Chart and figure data
+++++

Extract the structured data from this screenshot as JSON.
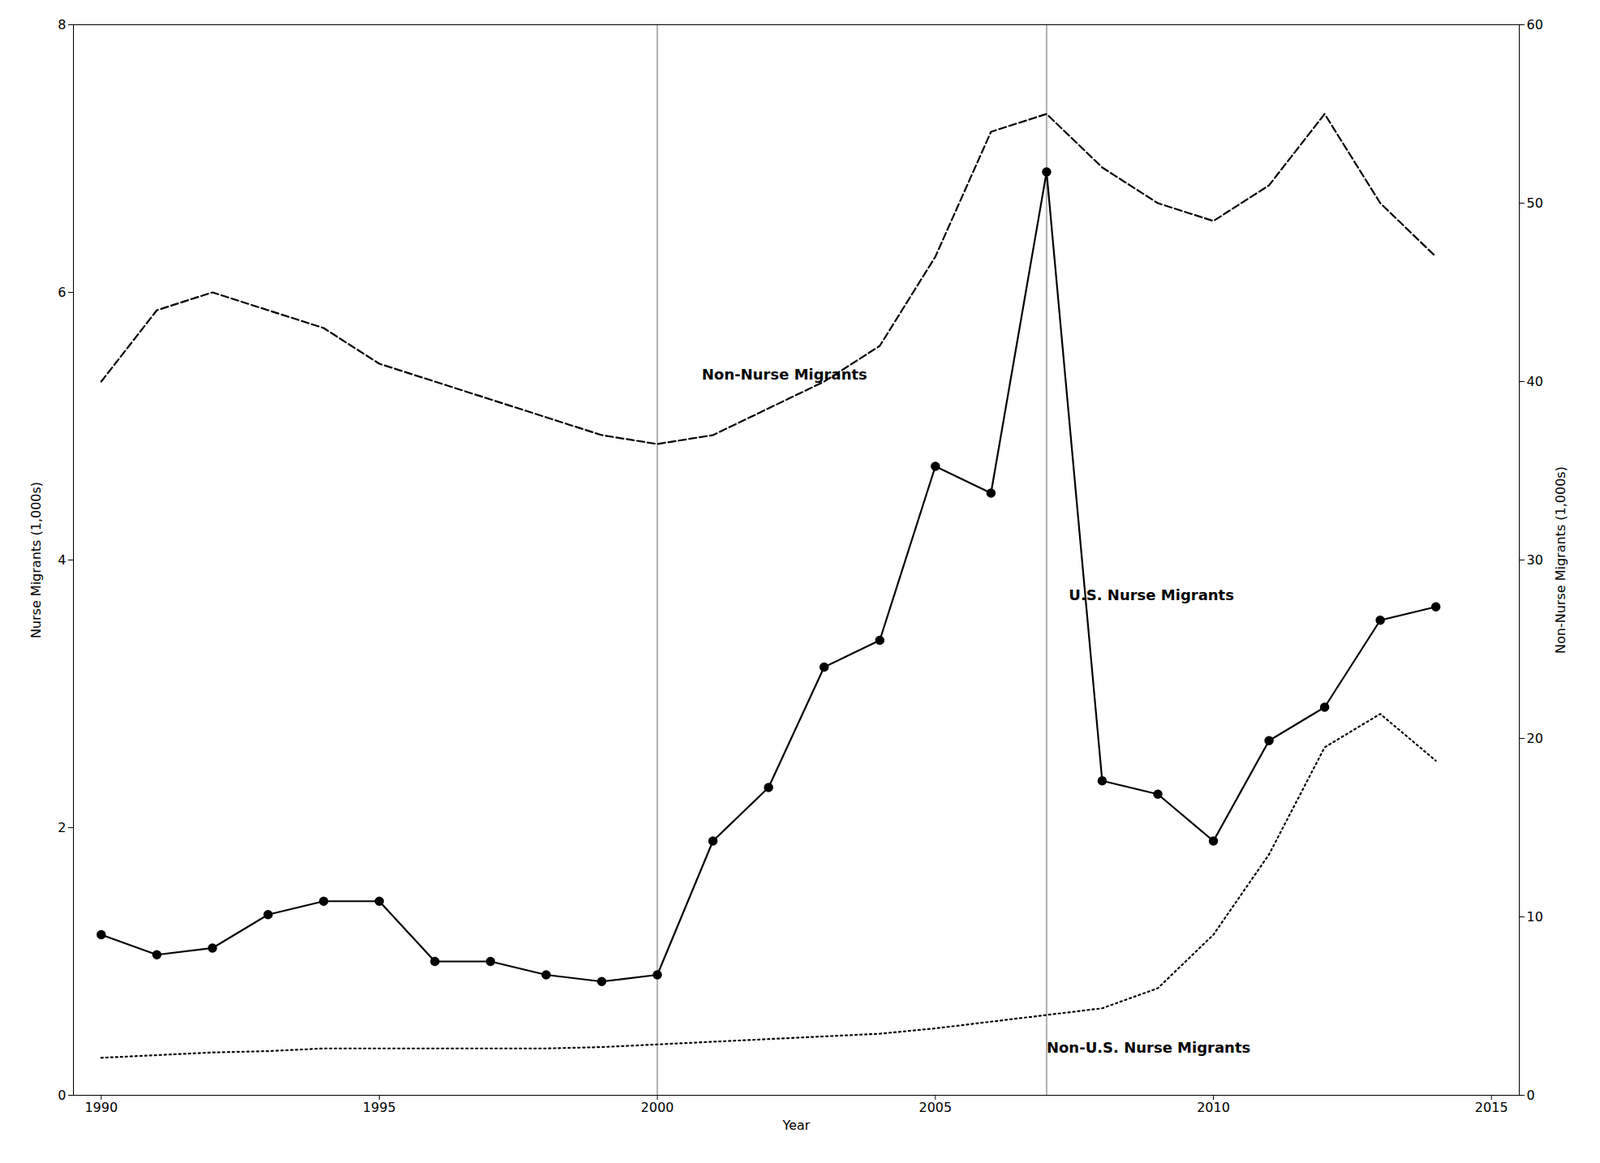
{
  "chart_data": {
    "type": "line",
    "xlabel": "Year",
    "ylabel": "Nurse Migrants (1,000s)",
    "y2label": "Non-Nurse Migrants (1,000s)",
    "x": [
      1990,
      1991,
      1992,
      1993,
      1994,
      1995,
      1996,
      1997,
      1998,
      1999,
      2000,
      2001,
      2002,
      2003,
      2004,
      2005,
      2006,
      2007,
      2008,
      2009,
      2010,
      2011,
      2012,
      2013,
      2014
    ],
    "series": [
      {
        "axis": "y2",
        "color": "#000000",
        "line_style": "dashed",
        "marker": "none",
        "values": [
          40,
          44,
          45,
          44,
          43,
          41,
          40,
          39,
          38,
          37,
          36.5,
          37,
          38.5,
          40,
          42,
          47,
          54,
          55,
          52,
          50,
          49,
          51,
          55,
          50,
          47
        ]
      },
      {
        "axis": "y",
        "color": "#000000",
        "line_style": "solid",
        "marker": "circle",
        "values": [
          1.2,
          1.05,
          1.1,
          1.35,
          1.45,
          1.45,
          1.0,
          1.0,
          0.9,
          0.85,
          0.9,
          1.9,
          2.3,
          3.2,
          3.4,
          4.7,
          4.5,
          6.9,
          2.35,
          2.25,
          1.9,
          2.65,
          2.9,
          3.55,
          3.65
        ]
      },
      {
        "axis": "y",
        "color": "#000000",
        "line_style": "dotted",
        "marker": "none",
        "values": [
          0.28,
          0.3,
          0.32,
          0.33,
          0.35,
          0.35,
          0.35,
          0.35,
          0.35,
          0.36,
          0.38,
          0.4,
          0.42,
          0.44,
          0.46,
          0.5,
          0.55,
          0.6,
          0.65,
          0.8,
          1.2,
          1.8,
          2.6,
          2.85,
          2.5
        ]
      }
    ],
    "vlines": {
      "values": [
        2000,
        2007
      ],
      "color": "#b0b0b0"
    },
    "annotations": [
      {
        "text": "Non-Nurse Migrants",
        "x": 2000.8,
        "y": 5.35
      },
      {
        "text": "U.S. Nurse Migrants",
        "x": 2007.4,
        "y": 3.7
      },
      {
        "text": "Non-U.S. Nurse Migrants",
        "x": 2007.0,
        "y": 0.32
      }
    ],
    "xlim": [
      1989.5,
      2015.5
    ],
    "xticks": [
      1990,
      1995,
      2000,
      2005,
      2010,
      2015
    ],
    "ylim": [
      0,
      8
    ],
    "yticks": [
      0,
      2,
      4,
      6,
      8
    ],
    "y2lim": [
      0,
      60
    ],
    "y2ticks": [
      0,
      10,
      20,
      30,
      40,
      50,
      60
    ],
    "legend": false,
    "grid": false
  }
}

+++++

[Set problem]
Retype all the records shown above, character for character. Omit every picture.

[Solution below]
Extract the structured data from this screenshot as JSON.
{
  "chart_data": {
    "type": "line",
    "xlabel": "Year",
    "ylabel": "Nurse Migrants (1,000s)",
    "y2label": "Non-Nurse Migrants (1,000s)",
    "x": [
      1990,
      1991,
      1992,
      1993,
      1994,
      1995,
      1996,
      1997,
      1998,
      1999,
      2000,
      2001,
      2002,
      2003,
      2004,
      2005,
      2006,
      2007,
      2008,
      2009,
      2010,
      2011,
      2012,
      2013,
      2014
    ],
    "series": [
      {
        "axis": "y2",
        "color": "#000000",
        "line_style": "dashed",
        "marker": "none",
        "values": [
          40,
          44,
          45,
          44,
          43,
          41,
          40,
          39,
          38,
          37,
          36.5,
          37,
          38.5,
          40,
          42,
          47,
          54,
          55,
          52,
          50,
          49,
          51,
          55,
          50,
          47
        ]
      },
      {
        "axis": "y",
        "color": "#000000",
        "line_style": "solid",
        "marker": "circle",
        "values": [
          1.2,
          1.05,
          1.1,
          1.35,
          1.45,
          1.45,
          1.0,
          1.0,
          0.9,
          0.85,
          0.9,
          1.9,
          2.3,
          3.2,
          3.4,
          4.7,
          4.5,
          6.9,
          2.35,
          2.25,
          1.9,
          2.65,
          2.9,
          3.55,
          3.65
        ]
      },
      {
        "axis": "y",
        "color": "#000000",
        "line_style": "dotted",
        "marker": "none",
        "values": [
          0.28,
          0.3,
          0.32,
          0.33,
          0.35,
          0.35,
          0.35,
          0.35,
          0.35,
          0.36,
          0.38,
          0.4,
          0.42,
          0.44,
          0.46,
          0.5,
          0.55,
          0.6,
          0.65,
          0.8,
          1.2,
          1.8,
          2.6,
          2.85,
          2.5
        ]
      }
    ],
    "vlines": {
      "values": [
        2000,
        2007
      ],
      "color": "#b0b0b0"
    },
    "annotations": [
      {
        "text": "Non-Nurse Migrants",
        "x": 2000.8,
        "y": 5.35
      },
      {
        "text": "U.S. Nurse Migrants",
        "x": 2007.4,
        "y": 3.7
      },
      {
        "text": "Non-U.S. Nurse Migrants",
        "x": 2007.0,
        "y": 0.32
      }
    ],
    "xlim": [
      1989.5,
      2015.5
    ],
    "xticks": [
      1990,
      1995,
      2000,
      2005,
      2010,
      2015
    ],
    "ylim": [
      0,
      8
    ],
    "yticks": [
      0,
      2,
      4,
      6,
      8
    ],
    "y2lim": [
      0,
      60
    ],
    "y2ticks": [
      0,
      10,
      20,
      30,
      40,
      50,
      60
    ],
    "legend": false,
    "grid": false
  }
}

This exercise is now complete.